Do this: The listing below should be copied in full, word for word.

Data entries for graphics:
★ ★ ★ ★ ★ ★ ★

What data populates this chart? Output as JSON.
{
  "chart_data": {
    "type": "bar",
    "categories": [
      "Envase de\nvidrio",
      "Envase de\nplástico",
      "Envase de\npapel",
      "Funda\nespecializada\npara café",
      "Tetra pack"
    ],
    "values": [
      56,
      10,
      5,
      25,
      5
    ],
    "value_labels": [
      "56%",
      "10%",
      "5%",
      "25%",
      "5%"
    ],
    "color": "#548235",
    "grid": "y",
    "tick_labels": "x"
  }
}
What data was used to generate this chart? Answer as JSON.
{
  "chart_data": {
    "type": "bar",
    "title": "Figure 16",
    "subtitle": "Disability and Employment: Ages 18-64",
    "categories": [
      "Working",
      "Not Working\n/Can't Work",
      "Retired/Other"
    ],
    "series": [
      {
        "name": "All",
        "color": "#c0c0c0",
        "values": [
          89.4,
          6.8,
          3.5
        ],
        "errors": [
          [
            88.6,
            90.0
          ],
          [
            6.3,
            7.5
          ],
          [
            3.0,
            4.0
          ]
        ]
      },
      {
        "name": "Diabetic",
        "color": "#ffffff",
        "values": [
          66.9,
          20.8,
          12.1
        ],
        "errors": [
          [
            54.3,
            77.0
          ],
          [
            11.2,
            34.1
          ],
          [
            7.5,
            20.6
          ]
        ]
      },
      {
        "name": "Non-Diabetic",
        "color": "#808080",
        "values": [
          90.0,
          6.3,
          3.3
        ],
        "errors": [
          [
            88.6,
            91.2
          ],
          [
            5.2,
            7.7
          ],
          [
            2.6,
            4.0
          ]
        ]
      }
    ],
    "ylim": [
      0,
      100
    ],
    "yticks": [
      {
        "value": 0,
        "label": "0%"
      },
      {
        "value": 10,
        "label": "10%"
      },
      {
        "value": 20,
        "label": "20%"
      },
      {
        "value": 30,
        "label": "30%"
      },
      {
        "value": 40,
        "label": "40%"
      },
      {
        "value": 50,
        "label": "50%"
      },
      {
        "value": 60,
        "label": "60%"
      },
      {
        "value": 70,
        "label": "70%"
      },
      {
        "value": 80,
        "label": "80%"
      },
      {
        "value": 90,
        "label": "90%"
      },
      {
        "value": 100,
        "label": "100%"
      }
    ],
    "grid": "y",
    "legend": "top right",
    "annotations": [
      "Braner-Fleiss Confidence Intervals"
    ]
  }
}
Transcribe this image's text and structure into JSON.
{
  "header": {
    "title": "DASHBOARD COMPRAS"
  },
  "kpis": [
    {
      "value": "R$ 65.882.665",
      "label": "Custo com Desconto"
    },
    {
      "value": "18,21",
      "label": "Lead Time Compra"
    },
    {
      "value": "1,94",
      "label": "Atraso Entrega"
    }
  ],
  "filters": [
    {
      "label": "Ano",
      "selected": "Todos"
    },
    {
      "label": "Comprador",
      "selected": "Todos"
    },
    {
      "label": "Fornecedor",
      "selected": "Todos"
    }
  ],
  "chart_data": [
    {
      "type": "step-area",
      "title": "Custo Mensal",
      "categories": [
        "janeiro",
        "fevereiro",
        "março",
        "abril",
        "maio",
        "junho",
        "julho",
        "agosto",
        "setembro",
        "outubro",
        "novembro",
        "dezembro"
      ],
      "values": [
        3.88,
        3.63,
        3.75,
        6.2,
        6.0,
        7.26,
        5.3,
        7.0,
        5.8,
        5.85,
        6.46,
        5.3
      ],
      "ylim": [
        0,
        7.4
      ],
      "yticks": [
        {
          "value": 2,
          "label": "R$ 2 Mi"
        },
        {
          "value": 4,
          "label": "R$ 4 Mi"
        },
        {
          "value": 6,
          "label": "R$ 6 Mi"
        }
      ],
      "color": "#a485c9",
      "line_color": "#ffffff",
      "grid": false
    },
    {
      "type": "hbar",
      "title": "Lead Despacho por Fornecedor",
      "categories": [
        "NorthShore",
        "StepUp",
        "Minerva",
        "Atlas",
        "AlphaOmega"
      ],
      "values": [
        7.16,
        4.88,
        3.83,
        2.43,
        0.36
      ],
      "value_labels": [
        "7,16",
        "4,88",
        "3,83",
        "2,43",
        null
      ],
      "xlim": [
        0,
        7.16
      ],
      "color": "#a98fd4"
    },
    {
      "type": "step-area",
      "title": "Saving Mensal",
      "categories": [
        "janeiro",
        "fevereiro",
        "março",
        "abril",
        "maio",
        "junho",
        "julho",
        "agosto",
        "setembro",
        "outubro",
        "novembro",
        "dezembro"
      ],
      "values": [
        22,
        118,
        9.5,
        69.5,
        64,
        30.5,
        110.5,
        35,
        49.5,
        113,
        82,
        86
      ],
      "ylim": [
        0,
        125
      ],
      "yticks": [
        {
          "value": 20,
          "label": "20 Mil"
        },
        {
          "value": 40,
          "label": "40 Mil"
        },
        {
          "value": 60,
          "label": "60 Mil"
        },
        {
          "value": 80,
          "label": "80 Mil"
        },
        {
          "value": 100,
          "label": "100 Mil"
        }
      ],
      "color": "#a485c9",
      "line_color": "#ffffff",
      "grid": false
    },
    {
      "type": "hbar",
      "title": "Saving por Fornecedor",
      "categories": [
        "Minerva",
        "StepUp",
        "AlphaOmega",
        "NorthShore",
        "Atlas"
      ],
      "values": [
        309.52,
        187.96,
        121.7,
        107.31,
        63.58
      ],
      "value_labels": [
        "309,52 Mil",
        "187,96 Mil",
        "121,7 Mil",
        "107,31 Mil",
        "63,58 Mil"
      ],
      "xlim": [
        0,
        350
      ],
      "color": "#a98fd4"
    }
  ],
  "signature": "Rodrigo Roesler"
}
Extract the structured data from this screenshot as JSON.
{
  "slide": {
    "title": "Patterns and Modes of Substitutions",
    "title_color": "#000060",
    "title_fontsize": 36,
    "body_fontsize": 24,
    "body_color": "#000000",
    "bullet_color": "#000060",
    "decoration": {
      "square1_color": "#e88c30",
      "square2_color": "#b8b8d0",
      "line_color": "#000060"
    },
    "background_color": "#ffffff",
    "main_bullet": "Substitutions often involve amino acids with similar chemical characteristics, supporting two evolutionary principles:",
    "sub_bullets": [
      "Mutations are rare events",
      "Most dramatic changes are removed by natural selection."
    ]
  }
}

★ ★ ★ ★ ★ ★ ★

Task result:
What data populates this chart? Output as JSON.
{
  "chart_data": {
    "type": "bar",
    "categories": [
      "Envase de\nvidrio",
      "Envase de\nplástico",
      "Envase de\npapel",
      "Funda\nespecializada\npara café",
      "Tetra pack"
    ],
    "values": [
      56,
      10,
      5,
      25,
      5
    ],
    "value_labels": [
      "56%",
      "10%",
      "5%",
      "25%",
      "5%"
    ],
    "color": "#548235",
    "grid": "y",
    "tick_labels": "x"
  }
}
What data was used to generate this chart? Answer as JSON.
{
  "chart_data": {
    "type": "bar",
    "title": "Figure 16",
    "subtitle": "Disability and Employment: Ages 18-64",
    "categories": [
      "Working",
      "Not Working\n/Can't Work",
      "Retired/Other"
    ],
    "series": [
      {
        "name": "All",
        "color": "#c0c0c0",
        "values": [
          89.4,
          6.8,
          3.5
        ],
        "errors": [
          [
            88.6,
            90.0
          ],
          [
            6.3,
            7.5
          ],
          [
            3.0,
            4.0
          ]
        ]
      },
      {
        "name": "Diabetic",
        "color": "#ffffff",
        "values": [
          66.9,
          20.8,
          12.1
        ],
        "errors": [
          [
            54.3,
            77.0
          ],
          [
            11.2,
            34.1
          ],
          [
            7.5,
            20.6
          ]
        ]
      },
      {
        "name": "Non-Diabetic",
        "color": "#808080",
        "values": [
          90.0,
          6.3,
          3.3
        ],
        "errors": [
          [
            88.6,
            91.2
          ],
          [
            5.2,
            7.7
          ],
          [
            2.6,
            4.0
          ]
        ]
      }
    ],
    "ylim": [
      0,
      100
    ],
    "yticks": [
      {
        "value": 0,
        "label": "0%"
      },
      {
        "value": 10,
        "label": "10%"
      },
      {
        "value": 20,
        "label": "20%"
      },
      {
        "value": 30,
        "label": "30%"
      },
      {
        "value": 40,
        "label": "40%"
      },
      {
        "value": 50,
        "label": "50%"
      },
      {
        "value": 60,
        "label": "60%"
      },
      {
        "value": 70,
        "label": "70%"
      },
      {
        "value": 80,
        "label": "80%"
      },
      {
        "value": 90,
        "label": "90%"
      },
      {
        "value": 100,
        "label": "100%"
      }
    ],
    "grid": "y",
    "legend": "top right",
    "annotations": [
      "Braner-Fleiss Confidence Intervals"
    ]
  }
}
Transcribe this image's text and structure into JSON.
{
  "header": {
    "title": "DASHBOARD COMPRAS"
  },
  "kpis": [
    {
      "value": "R$ 65.882.665",
      "label": "Custo com Desconto"
    },
    {
      "value": "18,21",
      "label": "Lead Time Compra"
    },
    {
      "value": "1,94",
      "label": "Atraso Entrega"
    }
  ],
  "filters": [
    {
      "label": "Ano",
      "selected": "Todos"
    },
    {
      "label": "Comprador",
      "selected": "Todos"
    },
    {
      "label": "Fornecedor",
      "selected": "Todos"
    }
  ],
  "chart_data": [
    {
      "type": "step-area",
      "title": "Custo Mensal",
      "categories": [
        "janeiro",
        "fevereiro",
        "março",
        "abril",
        "maio",
        "junho",
        "julho",
        "agosto",
        "setembro",
        "outubro",
        "novembro",
        "dezembro"
      ],
      "values": [
        3.88,
        3.63,
        3.75,
        6.2,
        6.0,
        7.26,
        5.3,
        7.0,
        5.8,
        5.85,
        6.46,
        5.3
      ],
      "ylim": [
        0,
        7.4
      ],
      "yticks": [
        {
          "value": 2,
          "label": "R$ 2 Mi"
        },
        {
          "value": 4,
          "label": "R$ 4 Mi"
        },
        {
          "value": 6,
          "label": "R$ 6 Mi"
        }
      ],
      "color": "#a485c9",
      "line_color": "#ffffff",
      "grid": false
    },
    {
      "type": "hbar",
      "title": "Lead Despacho por Fornecedor",
      "categories": [
        "NorthShore",
        "StepUp",
        "Minerva",
        "Atlas",
        "AlphaOmega"
      ],
      "values": [
        7.16,
        4.88,
        3.83,
        2.43,
        0.36
      ],
      "value_labels": [
        "7,16",
        "4,88",
        "3,83",
        "2,43",
        null
      ],
      "xlim": [
        0,
        7.16
      ],
      "color": "#a98fd4"
    },
    {
      "type": "step-area",
      "title": "Saving Mensal",
      "categories": [
        "janeiro",
        "fevereiro",
        "março",
        "abril",
        "maio",
        "junho",
        "julho",
        "agosto",
        "setembro",
        "outubro",
        "novembro",
        "dezembro"
      ],
      "values": [
        22,
        118,
        9.5,
        69.5,
        64,
        30.5,
        110.5,
        35,
        49.5,
        113,
        82,
        86
      ],
      "ylim": [
        0,
        125
      ],
      "yticks": [
        {
          "value": 20,
          "label": "20 Mil"
        },
        {
          "value": 40,
          "label": "40 Mil"
        },
        {
          "value": 60,
          "label": "60 Mil"
        },
        {
          "value": 80,
          "label": "80 Mil"
        },
        {
          "value": 100,
          "label": "100 Mil"
        }
      ],
      "color": "#a485c9",
      "line_color": "#ffffff",
      "grid": false
    },
    {
      "type": "hbar",
      "title": "Saving por Fornecedor",
      "categories": [
        "Minerva",
        "StepUp",
        "AlphaOmega",
        "NorthShore",
        "Atlas"
      ],
      "values": [
        309.52,
        187.96,
        121.7,
        107.31,
        63.58
      ],
      "value_labels": [
        "309,52 Mil",
        "187,96 Mil",
        "121,7 Mil",
        "107,31 Mil",
        "63,58 Mil"
      ],
      "xlim": [
        0,
        350
      ],
      "color": "#a98fd4"
    }
  ],
  "signature": "Rodrigo Roesler"
}
Extract the structured data from this screenshot as JSON.
{
  "slide": {
    "title": "Patterns and Modes of Substitutions",
    "title_color": "#000060",
    "title_fontsize": 36,
    "body_fontsize": 24,
    "body_color": "#000000",
    "bullet_color": "#000060",
    "decoration": {
      "square1_color": "#e88c30",
      "square2_color": "#b8b8d0",
      "line_color": "#000060"
    },
    "background_color": "#ffffff",
    "main_bullet": "Substitutions often involve amino acids with similar chemical characteristics, supporting two evolutionary principles:",
    "sub_bullets": [
      "Mutations are rare events",
      "Most dramatic changes are removed by natural selection."
    ]
  }
}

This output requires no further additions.